• PROBLEM: Look over the entries that follow and work out how many lines contain "name". State the number only.

Saved entries
------------------------------------------------------------------------
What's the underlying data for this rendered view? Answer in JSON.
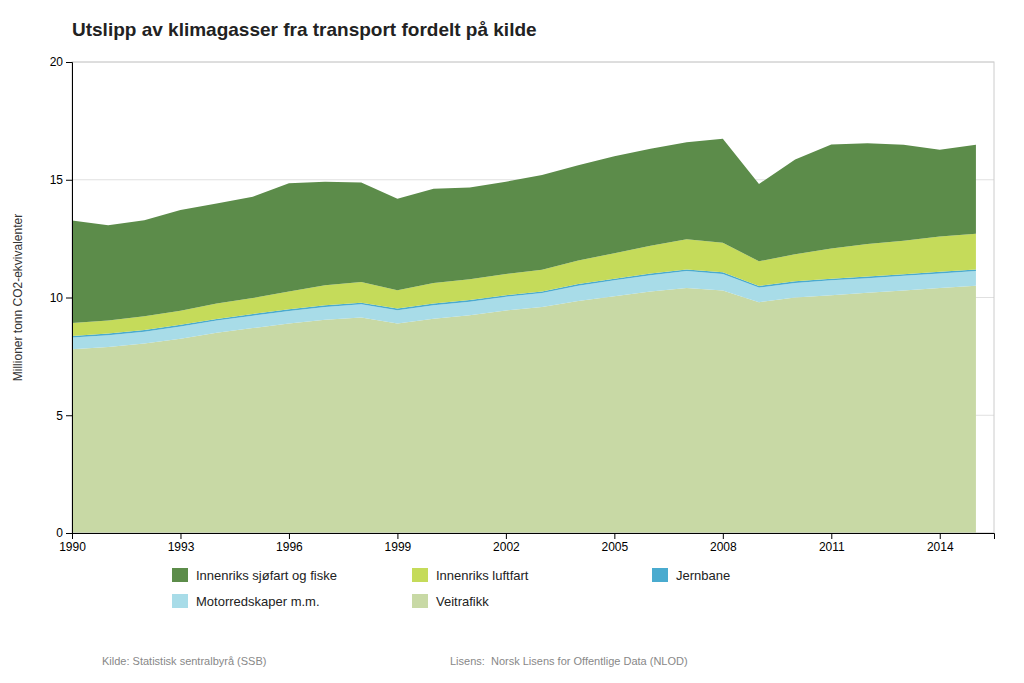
{
  "chart_data": {
    "type": "area",
    "stacked": true,
    "title": "Utslipp av klimagasser fra transport fordelt på kilde",
    "y_label": "Millioner tonn CO2-ekvivalenter",
    "annotations": [
      "Kilde: Statistisk sentralbyrå (SSB)",
      "Lisens:  Norsk Lisens for Offentlige Data (NLOD)"
    ],
    "x": [
      1990,
      1991,
      1992,
      1993,
      1994,
      1995,
      1996,
      1997,
      1998,
      1999,
      2000,
      2001,
      2002,
      2003,
      2004,
      2005,
      2006,
      2007,
      2008,
      2009,
      2010,
      2011,
      2012,
      2013,
      2014,
      2015
    ],
    "series": [
      {
        "name": "Veitrafikk",
        "color": "#c8d9a5",
        "values": [
          7.8,
          7.9,
          8.05,
          8.25,
          8.5,
          8.7,
          8.9,
          9.05,
          9.15,
          8.9,
          9.1,
          9.25,
          9.45,
          9.6,
          9.85,
          10.05,
          10.25,
          10.4,
          10.3,
          9.8,
          10.0,
          10.1,
          10.2,
          10.3,
          10.4,
          10.5
        ]
      },
      {
        "name": "Motorredskaper m.m.",
        "color": "#a8dce8",
        "values": [
          0.5,
          0.5,
          0.5,
          0.52,
          0.52,
          0.53,
          0.53,
          0.55,
          0.56,
          0.56,
          0.57,
          0.57,
          0.58,
          0.59,
          0.65,
          0.68,
          0.7,
          0.72,
          0.7,
          0.62,
          0.62,
          0.63,
          0.62,
          0.62,
          0.62,
          0.62
        ]
      },
      {
        "name": "Jernbane",
        "color": "#4aabcf",
        "values": [
          0.07,
          0.07,
          0.07,
          0.07,
          0.07,
          0.07,
          0.07,
          0.07,
          0.07,
          0.07,
          0.07,
          0.07,
          0.07,
          0.07,
          0.07,
          0.07,
          0.07,
          0.07,
          0.07,
          0.07,
          0.07,
          0.07,
          0.07,
          0.07,
          0.07,
          0.07
        ]
      },
      {
        "name": "Innenriks luftfart",
        "color": "#c5db5a",
        "values": [
          0.55,
          0.55,
          0.58,
          0.6,
          0.65,
          0.68,
          0.75,
          0.85,
          0.88,
          0.78,
          0.88,
          0.88,
          0.9,
          0.92,
          1.0,
          1.08,
          1.18,
          1.28,
          1.25,
          1.05,
          1.15,
          1.28,
          1.38,
          1.42,
          1.5,
          1.52
        ]
      },
      {
        "name": "Innenriks sjøfart og fiske",
        "color": "#5c8c4a",
        "values": [
          4.35,
          4.05,
          4.08,
          4.28,
          4.25,
          4.3,
          4.6,
          4.4,
          4.22,
          3.88,
          4.0,
          3.9,
          3.92,
          4.02,
          4.05,
          4.12,
          4.12,
          4.12,
          4.42,
          3.28,
          4.02,
          4.42,
          4.28,
          4.08,
          3.68,
          3.78
        ]
      }
    ],
    "xlim": [
      1990,
      2015.5
    ],
    "xticks": [
      1990,
      1993,
      1996,
      1999,
      2002,
      2005,
      2008,
      2011,
      2014
    ],
    "ylim": [
      0,
      20
    ],
    "yticks": [
      0,
      5,
      10,
      15,
      20
    ],
    "grid": true,
    "legend": "bottom"
  }
}
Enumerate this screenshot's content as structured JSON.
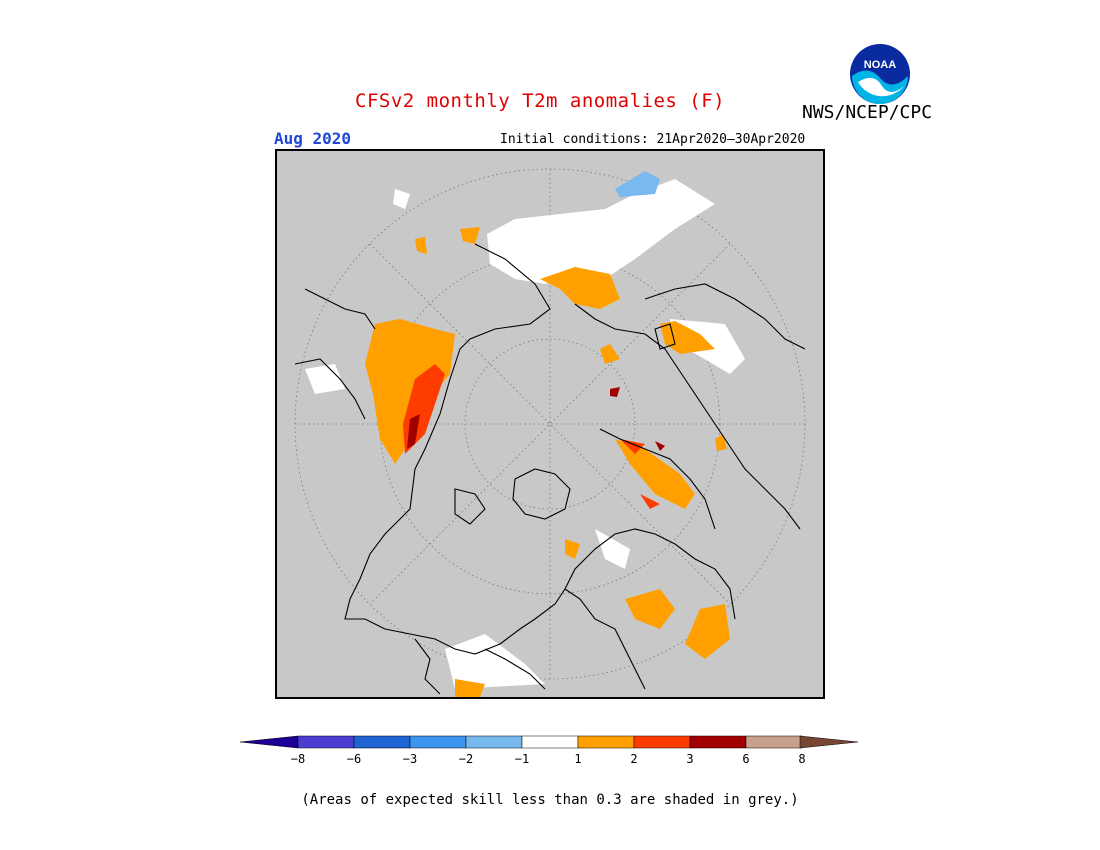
{
  "header": {
    "title": "CFSv2 monthly T2m anomalies (F)",
    "organization": "NWS/NCEP/CPC",
    "logo_text": "NOAA",
    "target_month": "Aug 2020",
    "initial_conditions": "Initial conditions: 21Apr2020–30Apr2020"
  },
  "map": {
    "projection": "north-polar-stereographic",
    "background_color": "#c8c8c8",
    "land_outline_color": "#000000"
  },
  "legend": {
    "colors": [
      "#1e0096",
      "#4b3cd2",
      "#1e64d2",
      "#3c96f0",
      "#78b9f0",
      "#ffffff",
      "#ffa000",
      "#ff3c00",
      "#a00000",
      "#c8a08c",
      "#784632"
    ],
    "labels": [
      "−8",
      "−6",
      "−3",
      "−2",
      "−1",
      "1",
      "2",
      "3",
      "6",
      "8"
    ]
  },
  "footnote": "(Areas of expected skill less than 0.3 are shaded in grey.)"
}
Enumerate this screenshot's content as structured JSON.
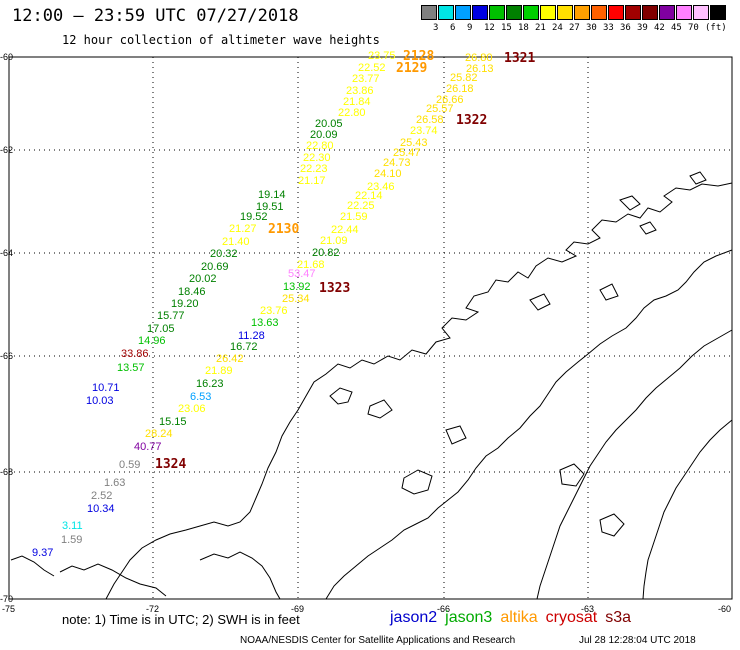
------------------------------------------------------------------------
• WRITTEN RESPONSE: 5